_TASK INSTRUCTIONS_:
In the listing below, locate the lines that hold the string "submodule". Copy those lines.
--- Begin INPUT DATA ---
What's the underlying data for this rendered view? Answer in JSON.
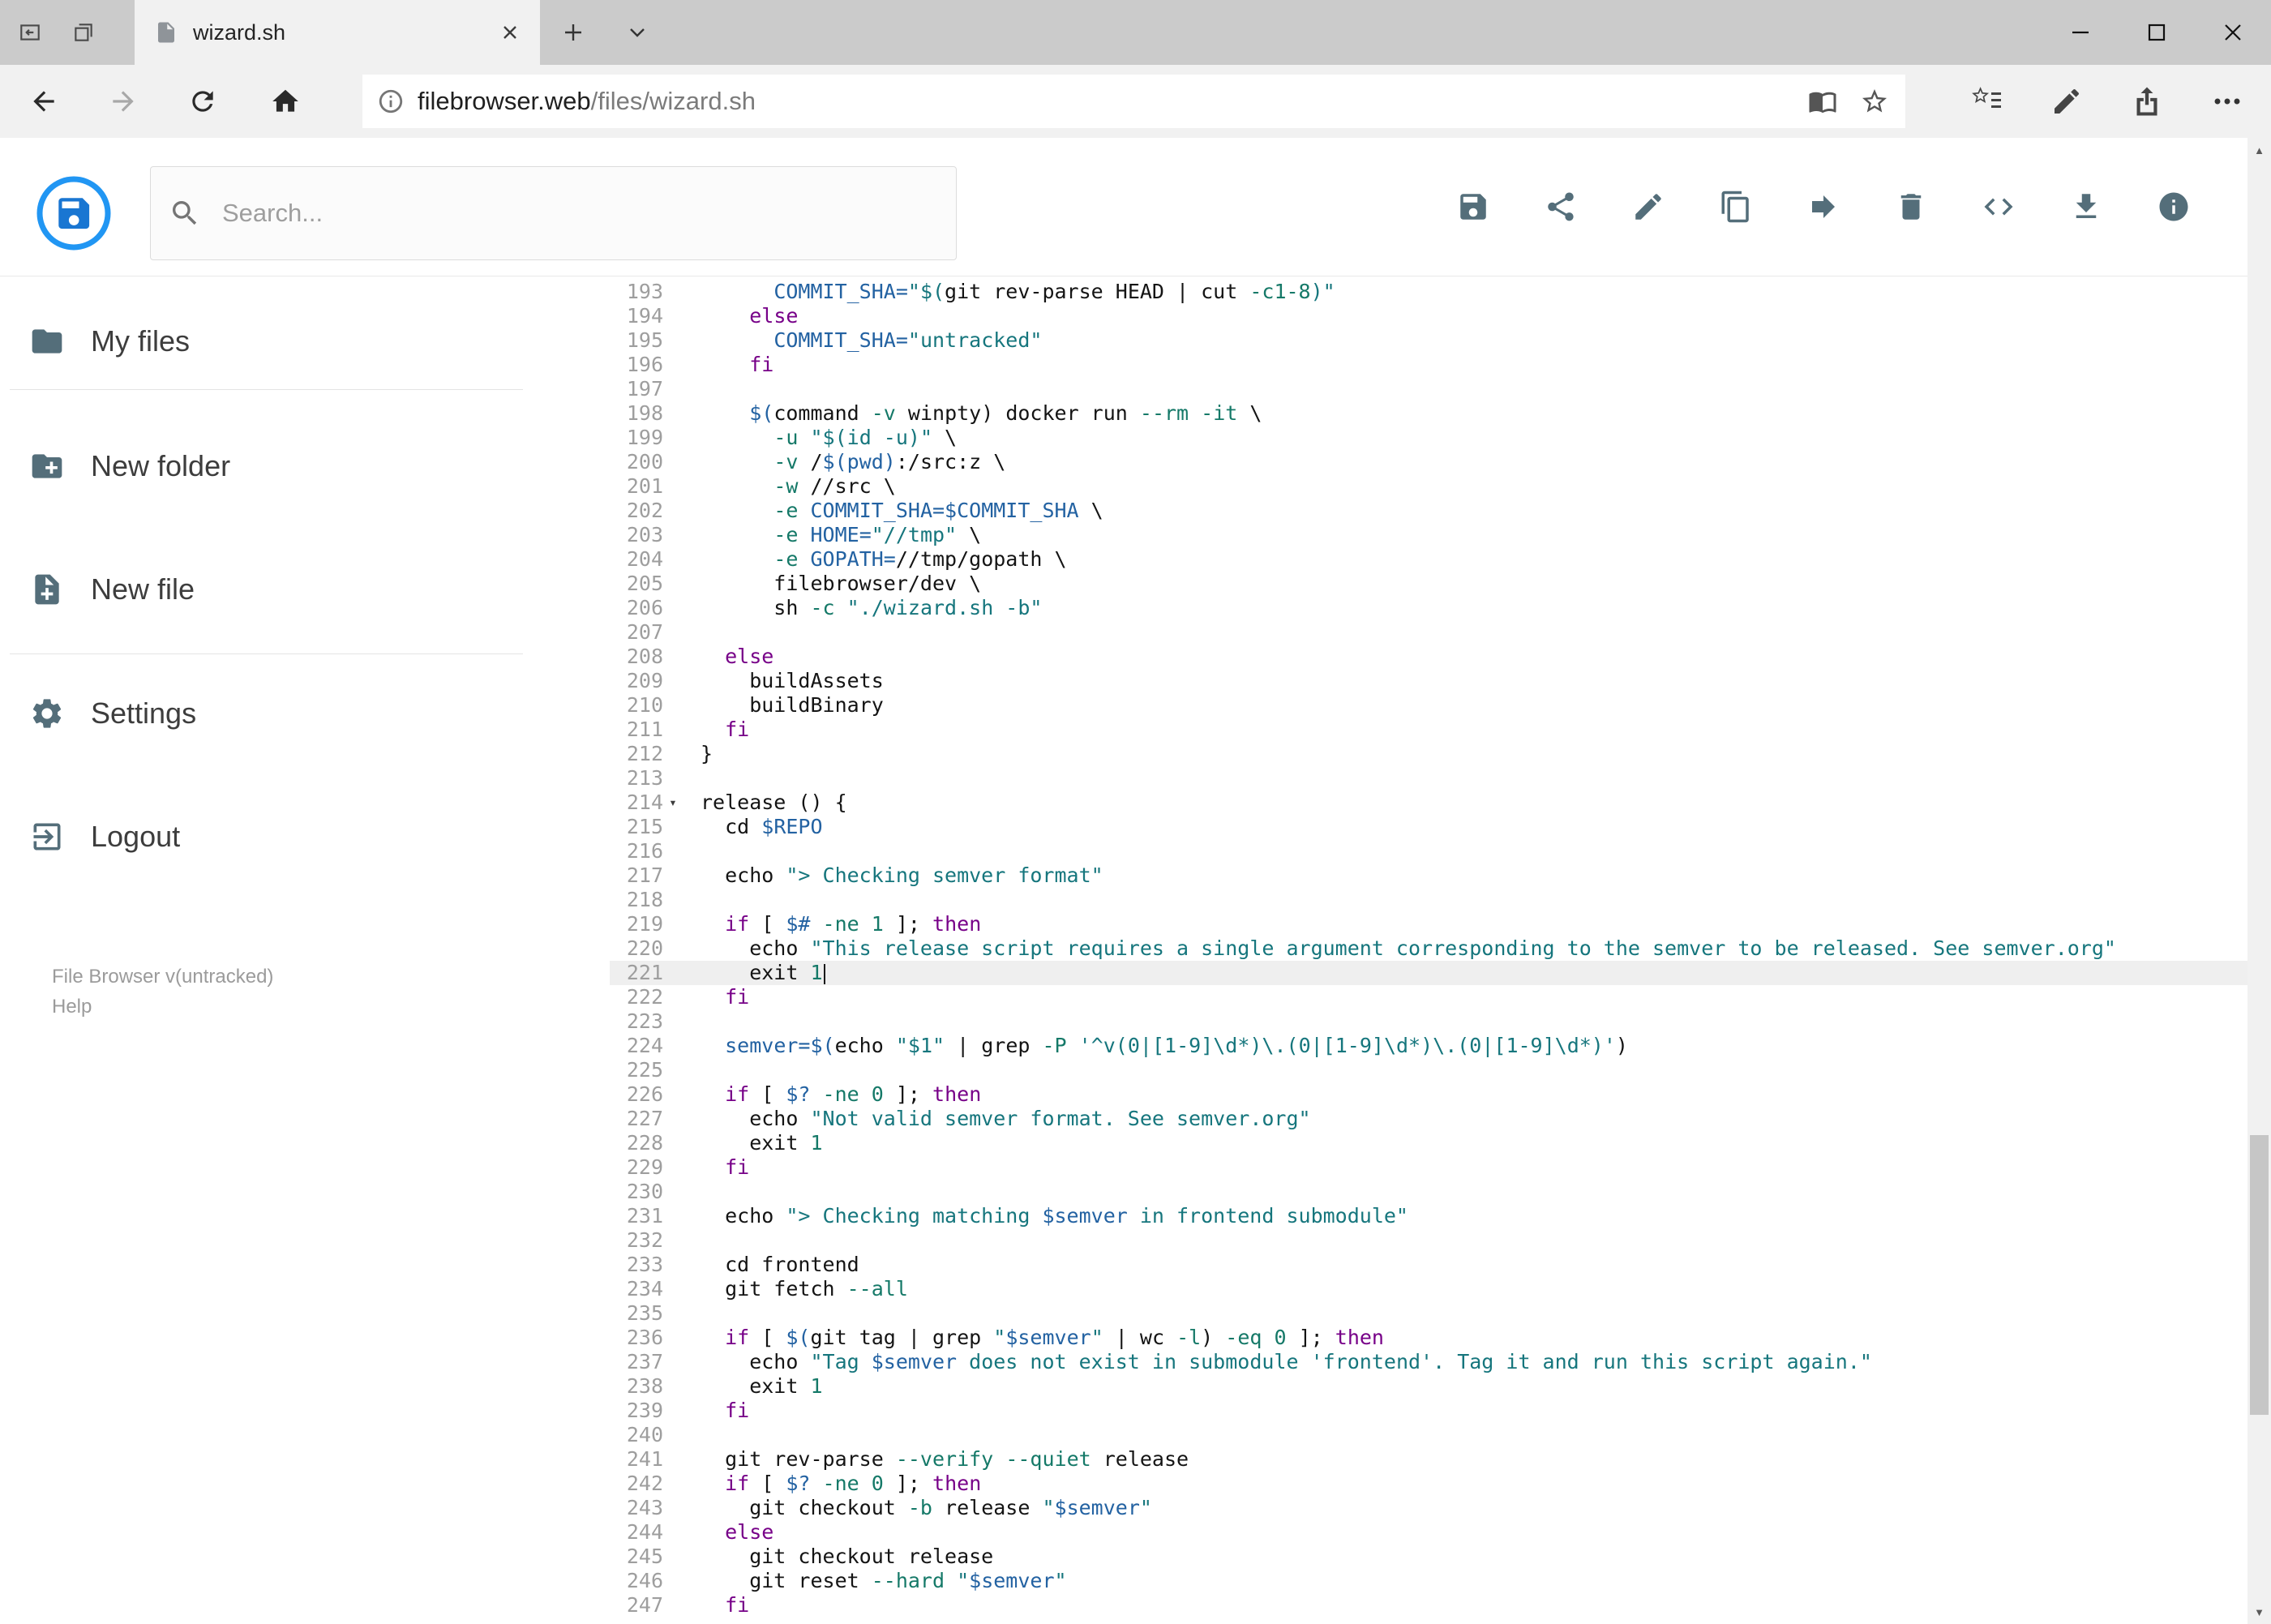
{
  "browser": {
    "tab_title": "wizard.sh",
    "url_domain": "filebrowser.web",
    "url_path": "/files/wizard.sh"
  },
  "header": {
    "search_placeholder": "Search...",
    "toolbar_icons": [
      "save-icon",
      "share-icon",
      "edit-icon",
      "copy-icon",
      "move-icon",
      "delete-icon",
      "code-icon",
      "download-icon",
      "info-icon"
    ]
  },
  "sidebar": {
    "items": [
      {
        "label": "My files",
        "icon": "folder-icon"
      },
      {
        "label": "New folder",
        "icon": "new-folder-icon"
      },
      {
        "label": "New file",
        "icon": "new-file-icon"
      },
      {
        "label": "Settings",
        "icon": "settings-gear-icon"
      },
      {
        "label": "Logout",
        "icon": "logout-icon"
      }
    ],
    "footer_version": "File Browser v(untracked)",
    "footer_help": "Help"
  },
  "colors": {
    "accent_blue": "#2196f3",
    "icon_gray": "#546e7a",
    "keyword": "#770088",
    "string": "#16767d",
    "variable": "#2362a2",
    "number": "#157968",
    "active_line_bg": "#efefef"
  },
  "editor": {
    "active_line": 221,
    "fold_lines": [
      214
    ],
    "lines": [
      {
        "no": 193,
        "t": [
          [
            "p",
            "      "
          ],
          [
            "v",
            "COMMIT_SHA="
          ],
          [
            "s",
            "\"$("
          ],
          [
            "p",
            "git rev-parse HEAD | cut "
          ],
          [
            "n",
            "-c1-8"
          ],
          [
            "s",
            ")\""
          ]
        ]
      },
      {
        "no": 194,
        "t": [
          [
            "p",
            "    "
          ],
          [
            "k",
            "else"
          ]
        ]
      },
      {
        "no": 195,
        "t": [
          [
            "p",
            "      "
          ],
          [
            "v",
            "COMMIT_SHA="
          ],
          [
            "s",
            "\"untracked\""
          ]
        ]
      },
      {
        "no": 196,
        "t": [
          [
            "p",
            "    "
          ],
          [
            "k",
            "fi"
          ]
        ]
      },
      {
        "no": 197,
        "t": []
      },
      {
        "no": 198,
        "t": [
          [
            "p",
            "    "
          ],
          [
            "v",
            "$("
          ],
          [
            "p",
            "command "
          ],
          [
            "n",
            "-v"
          ],
          [
            "p",
            " winpty) docker run "
          ],
          [
            "n",
            "--rm"
          ],
          [
            "p",
            " "
          ],
          [
            "n",
            "-it"
          ],
          [
            "p",
            " \\"
          ]
        ]
      },
      {
        "no": 199,
        "t": [
          [
            "p",
            "      "
          ],
          [
            "n",
            "-u"
          ],
          [
            "p",
            " "
          ],
          [
            "s",
            "\"$(id -u)\""
          ],
          [
            "p",
            " \\"
          ]
        ]
      },
      {
        "no": 200,
        "t": [
          [
            "p",
            "      "
          ],
          [
            "n",
            "-v"
          ],
          [
            "p",
            " /"
          ],
          [
            "v",
            "$(pwd)"
          ],
          [
            "p",
            ":/src:z \\"
          ]
        ]
      },
      {
        "no": 201,
        "t": [
          [
            "p",
            "      "
          ],
          [
            "n",
            "-w"
          ],
          [
            "p",
            " //src \\"
          ]
        ]
      },
      {
        "no": 202,
        "t": [
          [
            "p",
            "      "
          ],
          [
            "n",
            "-e"
          ],
          [
            "p",
            " "
          ],
          [
            "v",
            "COMMIT_SHA=$COMMIT_SHA"
          ],
          [
            "p",
            " \\"
          ]
        ]
      },
      {
        "no": 203,
        "t": [
          [
            "p",
            "      "
          ],
          [
            "n",
            "-e"
          ],
          [
            "p",
            " "
          ],
          [
            "v",
            "HOME="
          ],
          [
            "s",
            "\"//tmp\""
          ],
          [
            "p",
            " \\"
          ]
        ]
      },
      {
        "no": 204,
        "t": [
          [
            "p",
            "      "
          ],
          [
            "n",
            "-e"
          ],
          [
            "p",
            " "
          ],
          [
            "v",
            "GOPATH="
          ],
          [
            "p",
            "//tmp/gopath \\"
          ]
        ]
      },
      {
        "no": 205,
        "t": [
          [
            "p",
            "      filebrowser/dev \\"
          ]
        ]
      },
      {
        "no": 206,
        "t": [
          [
            "p",
            "      sh "
          ],
          [
            "n",
            "-c"
          ],
          [
            "p",
            " "
          ],
          [
            "s",
            "\"./wizard.sh -b\""
          ]
        ]
      },
      {
        "no": 207,
        "t": []
      },
      {
        "no": 208,
        "t": [
          [
            "p",
            "  "
          ],
          [
            "k",
            "else"
          ]
        ]
      },
      {
        "no": 209,
        "t": [
          [
            "p",
            "    buildAssets"
          ]
        ]
      },
      {
        "no": 210,
        "t": [
          [
            "p",
            "    buildBinary"
          ]
        ]
      },
      {
        "no": 211,
        "t": [
          [
            "p",
            "  "
          ],
          [
            "k",
            "fi"
          ]
        ]
      },
      {
        "no": 212,
        "t": [
          [
            "p",
            "}"
          ]
        ]
      },
      {
        "no": 213,
        "t": []
      },
      {
        "no": 214,
        "t": [
          [
            "p",
            "release () {"
          ]
        ]
      },
      {
        "no": 215,
        "t": [
          [
            "p",
            "  cd "
          ],
          [
            "v",
            "$REPO"
          ]
        ]
      },
      {
        "no": 216,
        "t": []
      },
      {
        "no": 217,
        "t": [
          [
            "p",
            "  echo "
          ],
          [
            "s",
            "\"> Checking semver format\""
          ]
        ]
      },
      {
        "no": 218,
        "t": []
      },
      {
        "no": 219,
        "t": [
          [
            "p",
            "  "
          ],
          [
            "k",
            "if"
          ],
          [
            "p",
            " [ "
          ],
          [
            "v",
            "$#"
          ],
          [
            "p",
            " "
          ],
          [
            "n",
            "-ne"
          ],
          [
            "p",
            " "
          ],
          [
            "n",
            "1"
          ],
          [
            "p",
            " ]; "
          ],
          [
            "k",
            "then"
          ]
        ]
      },
      {
        "no": 220,
        "t": [
          [
            "p",
            "    echo "
          ],
          [
            "s",
            "\"This release script requires a single argument corresponding to the semver to be released. See semver.org\""
          ]
        ]
      },
      {
        "no": 221,
        "t": [
          [
            "p",
            "    exit "
          ],
          [
            "n",
            "1"
          ]
        ]
      },
      {
        "no": 222,
        "t": [
          [
            "p",
            "  "
          ],
          [
            "k",
            "fi"
          ]
        ]
      },
      {
        "no": 223,
        "t": []
      },
      {
        "no": 224,
        "t": [
          [
            "p",
            "  "
          ],
          [
            "v",
            "semver=$("
          ],
          [
            "p",
            "echo "
          ],
          [
            "s",
            "\"$1\""
          ],
          [
            "p",
            " | grep "
          ],
          [
            "n",
            "-P"
          ],
          [
            "p",
            " "
          ],
          [
            "s",
            "'^v(0|[1-9]\\d*)\\.(0|[1-9]\\d*)\\.(0|[1-9]\\d*)'"
          ],
          [
            "p",
            ")"
          ]
        ]
      },
      {
        "no": 225,
        "t": []
      },
      {
        "no": 226,
        "t": [
          [
            "p",
            "  "
          ],
          [
            "k",
            "if"
          ],
          [
            "p",
            " [ "
          ],
          [
            "v",
            "$?"
          ],
          [
            "p",
            " "
          ],
          [
            "n",
            "-ne"
          ],
          [
            "p",
            " "
          ],
          [
            "n",
            "0"
          ],
          [
            "p",
            " ]; "
          ],
          [
            "k",
            "then"
          ]
        ]
      },
      {
        "no": 227,
        "t": [
          [
            "p",
            "    echo "
          ],
          [
            "s",
            "\"Not valid semver format. See semver.org\""
          ]
        ]
      },
      {
        "no": 228,
        "t": [
          [
            "p",
            "    exit "
          ],
          [
            "n",
            "1"
          ]
        ]
      },
      {
        "no": 229,
        "t": [
          [
            "p",
            "  "
          ],
          [
            "k",
            "fi"
          ]
        ]
      },
      {
        "no": 230,
        "t": []
      },
      {
        "no": 231,
        "t": [
          [
            "p",
            "  echo "
          ],
          [
            "s",
            "\"> Checking matching "
          ],
          [
            "v",
            "$semver"
          ],
          [
            "s",
            " in frontend submodule\""
          ]
        ]
      },
      {
        "no": 232,
        "t": []
      },
      {
        "no": 233,
        "t": [
          [
            "p",
            "  cd frontend"
          ]
        ]
      },
      {
        "no": 234,
        "t": [
          [
            "p",
            "  git fetch "
          ],
          [
            "n",
            "--all"
          ]
        ]
      },
      {
        "no": 235,
        "t": []
      },
      {
        "no": 236,
        "t": [
          [
            "p",
            "  "
          ],
          [
            "k",
            "if"
          ],
          [
            "p",
            " [ "
          ],
          [
            "v",
            "$("
          ],
          [
            "p",
            "git tag | grep "
          ],
          [
            "s",
            "\""
          ],
          [
            "v",
            "$semver"
          ],
          [
            "s",
            "\""
          ],
          [
            "p",
            " | wc "
          ],
          [
            "n",
            "-l"
          ],
          [
            "p",
            ") "
          ],
          [
            "n",
            "-eq"
          ],
          [
            "p",
            " "
          ],
          [
            "n",
            "0"
          ],
          [
            "p",
            " ]; "
          ],
          [
            "k",
            "then"
          ]
        ]
      },
      {
        "no": 237,
        "t": [
          [
            "p",
            "    echo "
          ],
          [
            "s",
            "\"Tag "
          ],
          [
            "v",
            "$semver"
          ],
          [
            "s",
            " does not exist in submodule 'frontend'. Tag it and run this script again.\""
          ]
        ]
      },
      {
        "no": 238,
        "t": [
          [
            "p",
            "    exit "
          ],
          [
            "n",
            "1"
          ]
        ]
      },
      {
        "no": 239,
        "t": [
          [
            "p",
            "  "
          ],
          [
            "k",
            "fi"
          ]
        ]
      },
      {
        "no": 240,
        "t": []
      },
      {
        "no": 241,
        "t": [
          [
            "p",
            "  git rev-parse "
          ],
          [
            "n",
            "--verify"
          ],
          [
            "p",
            " "
          ],
          [
            "n",
            "--quiet"
          ],
          [
            "p",
            " release"
          ]
        ]
      },
      {
        "no": 242,
        "t": [
          [
            "p",
            "  "
          ],
          [
            "k",
            "if"
          ],
          [
            "p",
            " [ "
          ],
          [
            "v",
            "$?"
          ],
          [
            "p",
            " "
          ],
          [
            "n",
            "-ne"
          ],
          [
            "p",
            " "
          ],
          [
            "n",
            "0"
          ],
          [
            "p",
            " ]; "
          ],
          [
            "k",
            "then"
          ]
        ]
      },
      {
        "no": 243,
        "t": [
          [
            "p",
            "    git checkout "
          ],
          [
            "n",
            "-b"
          ],
          [
            "p",
            " release "
          ],
          [
            "s",
            "\""
          ],
          [
            "v",
            "$semver"
          ],
          [
            "s",
            "\""
          ]
        ]
      },
      {
        "no": 244,
        "t": [
          [
            "p",
            "  "
          ],
          [
            "k",
            "else"
          ]
        ]
      },
      {
        "no": 245,
        "t": [
          [
            "p",
            "    git checkout release"
          ]
        ]
      },
      {
        "no": 246,
        "t": [
          [
            "p",
            "    git reset "
          ],
          [
            "n",
            "--hard"
          ],
          [
            "p",
            " "
          ],
          [
            "s",
            "\""
          ],
          [
            "v",
            "$semver"
          ],
          [
            "s",
            "\""
          ]
        ]
      },
      {
        "no": 247,
        "t": [
          [
            "p",
            "  "
          ],
          [
            "k",
            "fi"
          ]
        ]
      }
    ]
  }
}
--- End INPUT DATA ---
_IN RESPONSE_:
            " in frontend submodule\""
            " does not exist in submodule 'frontend'. Tag it and run this script again.\""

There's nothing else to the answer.